(Items listed in a dataset)
>>>>>
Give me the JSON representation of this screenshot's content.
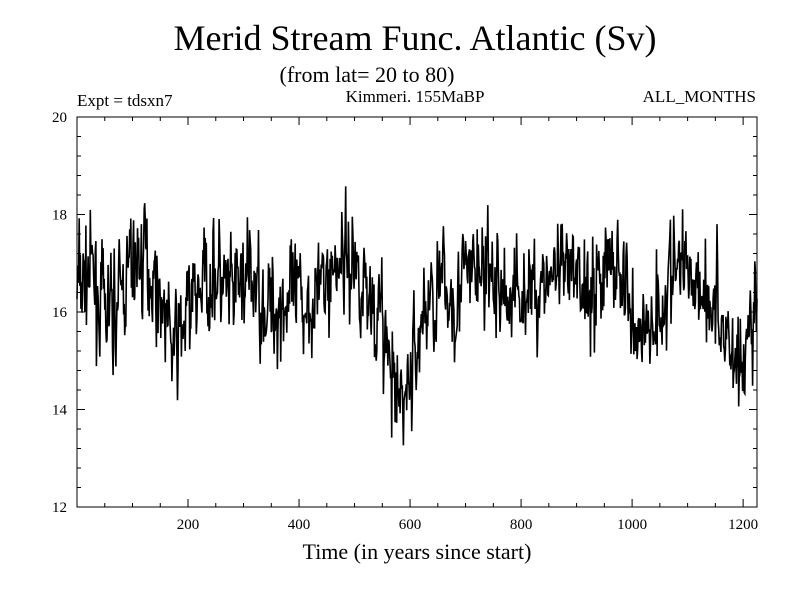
{
  "chart_data": {
    "type": "line",
    "title": "Merid Stream Func. Atlantic (Sv)",
    "subtitle": "(from lat= 20 to 80)",
    "annotations": {
      "left": "Expt = tdsxn7",
      "center": "Kimmeri. 155MaBP",
      "right": "ALL_MONTHS"
    },
    "xlabel": "Time (in years since start)",
    "ylabel": "",
    "xlim": [
      0,
      1225
    ],
    "ylim": [
      12,
      20
    ],
    "xticks": [
      200,
      400,
      600,
      800,
      1000,
      1200
    ],
    "yticks": [
      12,
      14,
      16,
      18,
      20
    ],
    "grid": false,
    "series": [
      {
        "name": "Meridional stream function (Sv)",
        "color": "#000000",
        "x": [
          0,
          25,
          50,
          75,
          100,
          125,
          150,
          175,
          200,
          225,
          250,
          275,
          300,
          325,
          350,
          375,
          400,
          425,
          450,
          475,
          500,
          525,
          550,
          575,
          600,
          625,
          650,
          675,
          700,
          725,
          750,
          775,
          800,
          825,
          850,
          875,
          900,
          925,
          950,
          975,
          1000,
          1025,
          1050,
          1075,
          1100,
          1125,
          1150,
          1175,
          1200,
          1225
        ],
        "values": [
          16.5,
          16.8,
          15.9,
          16.2,
          17.0,
          17.1,
          16.4,
          15.2,
          16.0,
          16.6,
          16.8,
          16.2,
          16.7,
          16.5,
          16.0,
          16.3,
          16.1,
          16.4,
          16.6,
          17.2,
          17.0,
          16.4,
          15.8,
          14.0,
          14.6,
          16.0,
          16.5,
          16.3,
          16.7,
          16.9,
          16.6,
          16.3,
          16.5,
          16.4,
          16.8,
          16.6,
          16.7,
          16.5,
          16.9,
          17.0,
          15.8,
          15.6,
          16.2,
          16.8,
          17.0,
          16.6,
          16.1,
          15.4,
          14.8,
          16.4
        ],
        "noise_amplitude": 1.2,
        "noise_seed": 7
      }
    ]
  }
}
<<<<<
> [Do this]
From the data above, write out everything exactly except the pictures.

> [Answer to this problem]
Give me the JSON representation of this screenshot's content.
{
  "chart_data": {
    "type": "line",
    "title": "Merid Stream Func. Atlantic (Sv)",
    "subtitle": "(from lat= 20 to 80)",
    "annotations": {
      "left": "Expt = tdsxn7",
      "center": "Kimmeri. 155MaBP",
      "right": "ALL_MONTHS"
    },
    "xlabel": "Time (in years since start)",
    "ylabel": "",
    "xlim": [
      0,
      1225
    ],
    "ylim": [
      12,
      20
    ],
    "xticks": [
      200,
      400,
      600,
      800,
      1000,
      1200
    ],
    "yticks": [
      12,
      14,
      16,
      18,
      20
    ],
    "grid": false,
    "series": [
      {
        "name": "Meridional stream function (Sv)",
        "color": "#000000",
        "x": [
          0,
          25,
          50,
          75,
          100,
          125,
          150,
          175,
          200,
          225,
          250,
          275,
          300,
          325,
          350,
          375,
          400,
          425,
          450,
          475,
          500,
          525,
          550,
          575,
          600,
          625,
          650,
          675,
          700,
          725,
          750,
          775,
          800,
          825,
          850,
          875,
          900,
          925,
          950,
          975,
          1000,
          1025,
          1050,
          1075,
          1100,
          1125,
          1150,
          1175,
          1200,
          1225
        ],
        "values": [
          16.5,
          16.8,
          15.9,
          16.2,
          17.0,
          17.1,
          16.4,
          15.2,
          16.0,
          16.6,
          16.8,
          16.2,
          16.7,
          16.5,
          16.0,
          16.3,
          16.1,
          16.4,
          16.6,
          17.2,
          17.0,
          16.4,
          15.8,
          14.0,
          14.6,
          16.0,
          16.5,
          16.3,
          16.7,
          16.9,
          16.6,
          16.3,
          16.5,
          16.4,
          16.8,
          16.6,
          16.7,
          16.5,
          16.9,
          17.0,
          15.8,
          15.6,
          16.2,
          16.8,
          17.0,
          16.6,
          16.1,
          15.4,
          14.8,
          16.4
        ],
        "noise_amplitude": 1.2,
        "noise_seed": 7
      }
    ]
  }
}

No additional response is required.